| WHAT IS ASKED |
Can you reproduce these lines from the records below, character for character, and nothing else? Begin at the line that contains "colorbar-swatch xyxy=(604,682,637,693)", and stop after the line that contains "colorbar xyxy=(29,681,701,694)".

| RECORDS FOR THIS TASK |
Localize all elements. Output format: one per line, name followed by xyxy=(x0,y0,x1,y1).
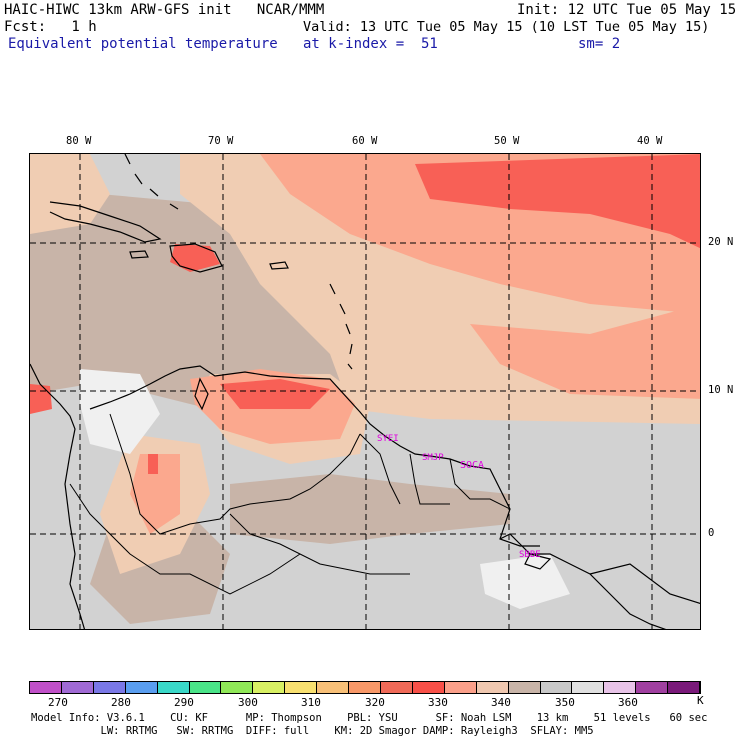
colorbar-swatch xyxy=(604,682,637,693)
lat-label-10n: 10 N xyxy=(708,384,734,396)
colorbar-label-360: 360 xyxy=(618,696,638,709)
colorbar-swatch xyxy=(476,682,509,693)
forecast-hour: Fcst: 1 h xyxy=(4,19,97,35)
colorbar-swatch xyxy=(285,682,318,693)
colorbar-swatch xyxy=(61,682,94,693)
colorbar-swatch xyxy=(157,682,190,693)
grid-lines xyxy=(30,154,700,629)
lat-label-0: 0 xyxy=(708,527,715,539)
smoothing: sm= 2 xyxy=(578,36,621,52)
plot-title: HAIC-HIWC 13km ARW-GFS init NCAR/MMM xyxy=(4,2,325,18)
station-syei: SYEI xyxy=(377,434,399,444)
k-index: at k-index = 51 xyxy=(303,36,438,52)
field-red-hispaniola xyxy=(170,244,220,272)
valid-time: Valid: 13 UTC Tue 05 May 15 (10 LST Tue … xyxy=(303,19,710,35)
field-tan-south xyxy=(230,474,510,544)
map-panel: SYEI SMJP SOCA SBBE xyxy=(29,153,701,630)
colorbar-swatch xyxy=(253,682,286,693)
colorbar-swatch xyxy=(540,682,573,693)
field-red-andes xyxy=(148,454,158,474)
model-info-line1: Model Info: V3.6.1 CU: KF MP: Thompson P… xyxy=(31,712,708,724)
colorbar-swatch xyxy=(221,682,254,693)
lon-label-70w: 70 W xyxy=(208,135,234,147)
colorbar-swatch xyxy=(125,682,158,693)
colorbar-swatch xyxy=(508,682,541,693)
colorbar-label-340: 340 xyxy=(491,696,511,709)
init-time: Init: 12 UTC Tue 05 May 15 xyxy=(517,2,737,18)
colorbar-unit: K xyxy=(697,694,704,707)
lon-label-40w: 40 W xyxy=(637,135,663,147)
colorbar-swatch xyxy=(30,682,62,693)
colorbar-label-300: 300 xyxy=(238,696,258,709)
station-smjp: SMJP xyxy=(422,453,444,463)
colorbar-label-310: 310 xyxy=(301,696,321,709)
lon-label-50w: 50 W xyxy=(494,135,520,147)
colorbar-swatch xyxy=(349,682,381,693)
field-red-north xyxy=(415,154,700,249)
model-info-line2: LW: RRTMG SW: RRTMG DIFF: full KM: 2D Sm… xyxy=(31,725,594,737)
lon-label-60w: 60 W xyxy=(352,135,378,147)
coastlines xyxy=(30,154,700,629)
field-salmon-east xyxy=(470,304,700,399)
lon-label-80w: 80 W xyxy=(66,135,92,147)
field-red-panama xyxy=(30,384,52,414)
colorbar xyxy=(29,681,701,694)
theta-e-field xyxy=(30,154,700,629)
colorbar-label-320: 320 xyxy=(365,696,385,709)
field-name: Equivalent potential temperature xyxy=(8,36,278,52)
field-red-venezuela xyxy=(220,379,330,409)
field-peach-gulf xyxy=(30,154,110,234)
colorbar-label-270: 270 xyxy=(48,696,68,709)
colorbar-swatch xyxy=(412,682,445,693)
colorbar-swatch xyxy=(189,682,222,693)
colorbar-swatch xyxy=(317,682,350,693)
field-white-west xyxy=(80,369,160,454)
colorbar-swatch xyxy=(572,682,605,693)
station-sbbe: SBBE xyxy=(519,550,541,560)
colorbar-swatch xyxy=(668,682,701,693)
lat-label-20n: 20 N xyxy=(708,236,734,248)
colorbar-swatch xyxy=(93,682,126,693)
field-salmon-colombia xyxy=(130,454,180,534)
colorbar-label-290: 290 xyxy=(174,696,194,709)
colorbar-swatch xyxy=(636,682,669,693)
colorbar-label-350: 350 xyxy=(555,696,575,709)
colorbar-swatch xyxy=(444,682,477,693)
station-soca: SOCA xyxy=(460,460,485,471)
field-white-amazon xyxy=(480,554,570,609)
colorbar-swatch xyxy=(380,682,413,693)
colorbar-label-280: 280 xyxy=(111,696,131,709)
colorbar-label-330: 330 xyxy=(428,696,448,709)
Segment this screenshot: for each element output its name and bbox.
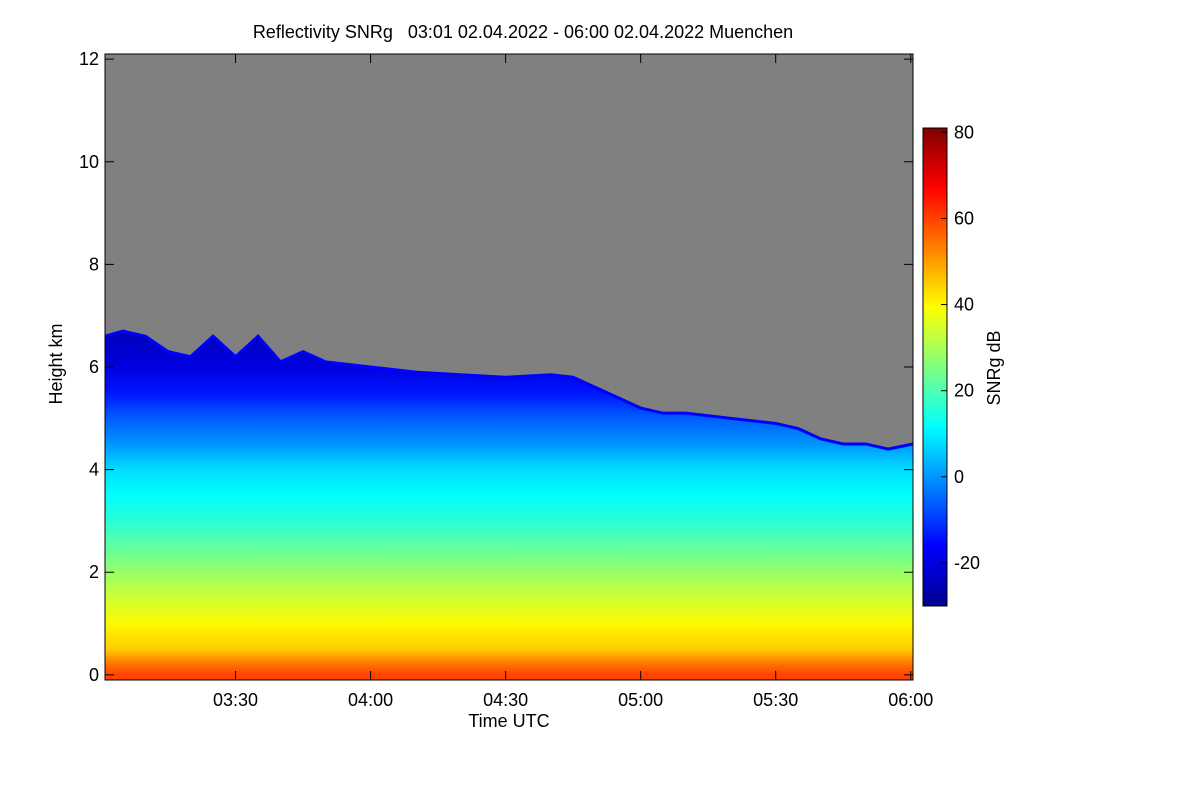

| TASK RESPONSE |
colorbar-swatch xyxy=(604,682,637,693)
lat-label-10n: 10 N xyxy=(708,384,734,396)
colorbar-label-360: 360 xyxy=(618,696,638,709)
colorbar-swatch xyxy=(476,682,509,693)
forecast-hour: Fcst: 1 h xyxy=(4,19,97,35)
colorbar-swatch xyxy=(285,682,318,693)
colorbar-swatch xyxy=(61,682,94,693)
colorbar-swatch xyxy=(157,682,190,693)
grid-lines xyxy=(30,154,700,629)
lat-label-0: 0 xyxy=(708,527,715,539)
smoothing: sm= 2 xyxy=(578,36,621,52)
plot-title: HAIC-HIWC 13km ARW-GFS init NCAR/MMM xyxy=(4,2,325,18)
station-syei: SYEI xyxy=(377,434,399,444)
k-index: at k-index = 51 xyxy=(303,36,438,52)
field-red-hispaniola xyxy=(170,244,220,272)
valid-time: Valid: 13 UTC Tue 05 May 15 (10 LST Tue … xyxy=(303,19,710,35)
field-tan-south xyxy=(230,474,510,544)
map-panel: SYEI SMJP SOCA SBBE xyxy=(29,153,701,630)
colorbar-swatch xyxy=(253,682,286,693)
colorbar-swatch xyxy=(540,682,573,693)
field-red-andes xyxy=(148,454,158,474)
model-info-line1: Model Info: V3.6.1 CU: KF MP: Thompson P… xyxy=(31,712,708,724)
colorbar-swatch xyxy=(221,682,254,693)
lon-label-70w: 70 W xyxy=(208,135,234,147)
colorbar-swatch xyxy=(125,682,158,693)
colorbar-swatch xyxy=(508,682,541,693)
colorbar-label-340: 340 xyxy=(491,696,511,709)
init-time: Init: 12 UTC Tue 05 May 15 xyxy=(517,2,737,18)
colorbar-unit: K xyxy=(697,694,704,707)
lon-label-40w: 40 W xyxy=(637,135,663,147)
colorbar-swatch xyxy=(30,682,62,693)
colorbar-label-300: 300 xyxy=(238,696,258,709)
station-smjp: SMJP xyxy=(422,453,444,463)
colorbar-label-310: 310 xyxy=(301,696,321,709)
lon-label-50w: 50 W xyxy=(494,135,520,147)
colorbar-swatch xyxy=(349,682,381,693)
field-red-north xyxy=(415,154,700,249)
model-info-line2: LW: RRTMG SW: RRTMG DIFF: full KM: 2D Sm… xyxy=(31,725,594,737)
lon-label-60w: 60 W xyxy=(352,135,378,147)
coastlines xyxy=(30,154,700,629)
field-salmon-east xyxy=(470,304,700,399)
lon-label-80w: 80 W xyxy=(66,135,92,147)
field-red-panama xyxy=(30,384,52,414)
colorbar xyxy=(29,681,701,694)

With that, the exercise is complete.